Please give the listing again, word for word, with nothing left out.
━━━━━ Information provided ━━━━━
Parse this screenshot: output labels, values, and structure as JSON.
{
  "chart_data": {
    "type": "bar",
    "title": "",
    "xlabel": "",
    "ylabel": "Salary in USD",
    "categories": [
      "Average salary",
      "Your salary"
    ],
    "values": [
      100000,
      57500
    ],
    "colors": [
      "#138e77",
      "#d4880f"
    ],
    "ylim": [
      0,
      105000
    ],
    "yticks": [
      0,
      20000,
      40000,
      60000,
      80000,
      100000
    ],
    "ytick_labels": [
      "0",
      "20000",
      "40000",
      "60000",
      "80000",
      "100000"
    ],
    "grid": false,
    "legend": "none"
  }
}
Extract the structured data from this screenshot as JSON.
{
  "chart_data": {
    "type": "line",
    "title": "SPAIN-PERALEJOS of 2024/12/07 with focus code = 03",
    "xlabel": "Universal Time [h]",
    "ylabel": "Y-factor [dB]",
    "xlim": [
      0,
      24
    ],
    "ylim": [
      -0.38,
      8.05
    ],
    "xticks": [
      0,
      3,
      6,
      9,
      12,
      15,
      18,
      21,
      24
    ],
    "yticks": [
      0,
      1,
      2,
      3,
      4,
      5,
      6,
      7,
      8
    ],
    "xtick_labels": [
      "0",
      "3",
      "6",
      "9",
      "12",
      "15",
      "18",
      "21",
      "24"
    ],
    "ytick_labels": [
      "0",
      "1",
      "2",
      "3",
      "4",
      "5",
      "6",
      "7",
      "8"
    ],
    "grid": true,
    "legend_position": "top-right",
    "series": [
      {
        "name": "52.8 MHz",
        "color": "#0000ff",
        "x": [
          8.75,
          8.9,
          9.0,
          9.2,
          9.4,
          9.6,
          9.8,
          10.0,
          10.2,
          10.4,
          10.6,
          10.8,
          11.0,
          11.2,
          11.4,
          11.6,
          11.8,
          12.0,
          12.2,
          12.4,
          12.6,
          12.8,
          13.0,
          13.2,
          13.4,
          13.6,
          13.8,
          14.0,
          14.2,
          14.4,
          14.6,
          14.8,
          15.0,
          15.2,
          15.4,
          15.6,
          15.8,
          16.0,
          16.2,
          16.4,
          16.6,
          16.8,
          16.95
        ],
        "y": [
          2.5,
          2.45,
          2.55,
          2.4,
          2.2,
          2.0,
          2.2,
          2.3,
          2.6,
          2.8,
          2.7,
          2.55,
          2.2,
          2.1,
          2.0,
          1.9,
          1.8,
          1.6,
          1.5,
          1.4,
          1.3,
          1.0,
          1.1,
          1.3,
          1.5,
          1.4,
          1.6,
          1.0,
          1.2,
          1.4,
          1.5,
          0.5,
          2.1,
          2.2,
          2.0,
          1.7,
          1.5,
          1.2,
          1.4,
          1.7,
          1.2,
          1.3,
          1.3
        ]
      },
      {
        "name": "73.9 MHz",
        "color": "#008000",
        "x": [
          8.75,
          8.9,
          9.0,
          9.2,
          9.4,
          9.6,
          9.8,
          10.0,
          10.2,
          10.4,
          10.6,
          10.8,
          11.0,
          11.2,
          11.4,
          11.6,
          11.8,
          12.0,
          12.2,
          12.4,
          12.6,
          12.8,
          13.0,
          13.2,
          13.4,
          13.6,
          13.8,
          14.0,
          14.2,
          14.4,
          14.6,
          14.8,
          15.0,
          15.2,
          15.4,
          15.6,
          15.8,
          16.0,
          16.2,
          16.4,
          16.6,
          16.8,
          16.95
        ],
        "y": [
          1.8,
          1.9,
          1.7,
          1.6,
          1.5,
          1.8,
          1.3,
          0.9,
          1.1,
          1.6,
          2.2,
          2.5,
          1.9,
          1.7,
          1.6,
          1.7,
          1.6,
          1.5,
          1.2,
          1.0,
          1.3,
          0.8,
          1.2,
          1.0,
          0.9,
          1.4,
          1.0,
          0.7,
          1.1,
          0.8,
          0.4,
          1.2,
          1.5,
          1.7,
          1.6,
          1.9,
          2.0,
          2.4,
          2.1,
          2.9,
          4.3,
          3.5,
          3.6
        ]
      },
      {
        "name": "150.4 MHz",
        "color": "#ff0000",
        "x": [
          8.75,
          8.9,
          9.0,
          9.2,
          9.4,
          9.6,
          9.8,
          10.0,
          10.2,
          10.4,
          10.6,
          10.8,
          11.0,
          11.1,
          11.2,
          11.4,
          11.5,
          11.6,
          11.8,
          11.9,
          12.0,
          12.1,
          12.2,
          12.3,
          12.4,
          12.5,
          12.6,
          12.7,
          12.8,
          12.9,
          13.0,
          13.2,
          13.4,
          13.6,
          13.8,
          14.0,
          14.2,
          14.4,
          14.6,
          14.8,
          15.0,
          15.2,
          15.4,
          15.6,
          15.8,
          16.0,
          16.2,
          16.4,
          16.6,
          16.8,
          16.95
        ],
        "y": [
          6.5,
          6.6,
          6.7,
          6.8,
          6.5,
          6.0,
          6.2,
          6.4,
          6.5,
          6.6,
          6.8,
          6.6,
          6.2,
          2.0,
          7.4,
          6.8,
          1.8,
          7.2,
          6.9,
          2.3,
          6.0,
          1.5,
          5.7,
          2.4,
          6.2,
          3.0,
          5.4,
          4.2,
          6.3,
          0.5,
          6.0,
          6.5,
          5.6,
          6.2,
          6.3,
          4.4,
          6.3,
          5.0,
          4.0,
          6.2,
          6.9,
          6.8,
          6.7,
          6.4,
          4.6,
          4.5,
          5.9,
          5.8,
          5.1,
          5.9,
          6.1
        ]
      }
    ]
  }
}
━━━━━
• [Task answer]:
Parse this screenshot: output labels, values, and structure as JSON.
{
  "chart_data": {
    "type": "bar",
    "title": "",
    "xlabel": "",
    "ylabel": "Salary in USD",
    "categories": [
      "Average salary",
      "Your salary"
    ],
    "values": [
      100000,
      57500
    ],
    "colors": [
      "#138e77",
      "#d4880f"
    ],
    "ylim": [
      0,
      105000
    ],
    "yticks": [
      0,
      20000,
      40000,
      60000,
      80000,
      100000
    ],
    "ytick_labels": [
      "0",
      "20000",
      "40000",
      "60000",
      "80000",
      "100000"
    ],
    "grid": false,
    "legend": "none"
  }
}
Extract the structured data from this screenshot as JSON.
{
  "chart_data": {
    "type": "line",
    "title": "SPAIN-PERALEJOS of 2024/12/07 with focus code = 03",
    "xlabel": "Universal Time [h]",
    "ylabel": "Y-factor [dB]",
    "xlim": [
      0,
      24
    ],
    "ylim": [
      -0.38,
      8.05
    ],
    "xticks": [
      0,
      3,
      6,
      9,
      12,
      15,
      18,
      21,
      24
    ],
    "yticks": [
      0,
      1,
      2,
      3,
      4,
      5,
      6,
      7,
      8
    ],
    "xtick_labels": [
      "0",
      "3",
      "6",
      "9",
      "12",
      "15",
      "18",
      "21",
      "24"
    ],
    "ytick_labels": [
      "0",
      "1",
      "2",
      "3",
      "4",
      "5",
      "6",
      "7",
      "8"
    ],
    "grid": true,
    "legend_position": "top-right",
    "series": [
      {
        "name": "52.8 MHz",
        "color": "#0000ff",
        "x": [
          8.75,
          8.9,
          9.0,
          9.2,
          9.4,
          9.6,
          9.8,
          10.0,
          10.2,
          10.4,
          10.6,
          10.8,
          11.0,
          11.2,
          11.4,
          11.6,
          11.8,
          12.0,
          12.2,
          12.4,
          12.6,
          12.8,
          13.0,
          13.2,
          13.4,
          13.6,
          13.8,
          14.0,
          14.2,
          14.4,
          14.6,
          14.8,
          15.0,
          15.2,
          15.4,
          15.6,
          15.8,
          16.0,
          16.2,
          16.4,
          16.6,
          16.8,
          16.95
        ],
        "y": [
          2.5,
          2.45,
          2.55,
          2.4,
          2.2,
          2.0,
          2.2,
          2.3,
          2.6,
          2.8,
          2.7,
          2.55,
          2.2,
          2.1,
          2.0,
          1.9,
          1.8,
          1.6,
          1.5,
          1.4,
          1.3,
          1.0,
          1.1,
          1.3,
          1.5,
          1.4,
          1.6,
          1.0,
          1.2,
          1.4,
          1.5,
          0.5,
          2.1,
          2.2,
          2.0,
          1.7,
          1.5,
          1.2,
          1.4,
          1.7,
          1.2,
          1.3,
          1.3
        ]
      },
      {
        "name": "73.9 MHz",
        "color": "#008000",
        "x": [
          8.75,
          8.9,
          9.0,
          9.2,
          9.4,
          9.6,
          9.8,
          10.0,
          10.2,
          10.4,
          10.6,
          10.8,
          11.0,
          11.2,
          11.4,
          11.6,
          11.8,
          12.0,
          12.2,
          12.4,
          12.6,
          12.8,
          13.0,
          13.2,
          13.4,
          13.6,
          13.8,
          14.0,
          14.2,
          14.4,
          14.6,
          14.8,
          15.0,
          15.2,
          15.4,
          15.6,
          15.8,
          16.0,
          16.2,
          16.4,
          16.6,
          16.8,
          16.95
        ],
        "y": [
          1.8,
          1.9,
          1.7,
          1.6,
          1.5,
          1.8,
          1.3,
          0.9,
          1.1,
          1.6,
          2.2,
          2.5,
          1.9,
          1.7,
          1.6,
          1.7,
          1.6,
          1.5,
          1.2,
          1.0,
          1.3,
          0.8,
          1.2,
          1.0,
          0.9,
          1.4,
          1.0,
          0.7,
          1.1,
          0.8,
          0.4,
          1.2,
          1.5,
          1.7,
          1.6,
          1.9,
          2.0,
          2.4,
          2.1,
          2.9,
          4.3,
          3.5,
          3.6
        ]
      },
      {
        "name": "150.4 MHz",
        "color": "#ff0000",
        "x": [
          8.75,
          8.9,
          9.0,
          9.2,
          9.4,
          9.6,
          9.8,
          10.0,
          10.2,
          10.4,
          10.6,
          10.8,
          11.0,
          11.1,
          11.2,
          11.4,
          11.5,
          11.6,
          11.8,
          11.9,
          12.0,
          12.1,
          12.2,
          12.3,
          12.4,
          12.5,
          12.6,
          12.7,
          12.8,
          12.9,
          13.0,
          13.2,
          13.4,
          13.6,
          13.8,
          14.0,
          14.2,
          14.4,
          14.6,
          14.8,
          15.0,
          15.2,
          15.4,
          15.6,
          15.8,
          16.0,
          16.2,
          16.4,
          16.6,
          16.8,
          16.95
        ],
        "y": [
          6.5,
          6.6,
          6.7,
          6.8,
          6.5,
          6.0,
          6.2,
          6.4,
          6.5,
          6.6,
          6.8,
          6.6,
          6.2,
          2.0,
          7.4,
          6.8,
          1.8,
          7.2,
          6.9,
          2.3,
          6.0,
          1.5,
          5.7,
          2.4,
          6.2,
          3.0,
          5.4,
          4.2,
          6.3,
          0.5,
          6.0,
          6.5,
          5.6,
          6.2,
          6.3,
          4.4,
          6.3,
          5.0,
          4.0,
          6.2,
          6.9,
          6.8,
          6.7,
          6.4,
          4.6,
          4.5,
          5.9,
          5.8,
          5.1,
          5.9,
          6.1
        ]
      }
    ]
  }
}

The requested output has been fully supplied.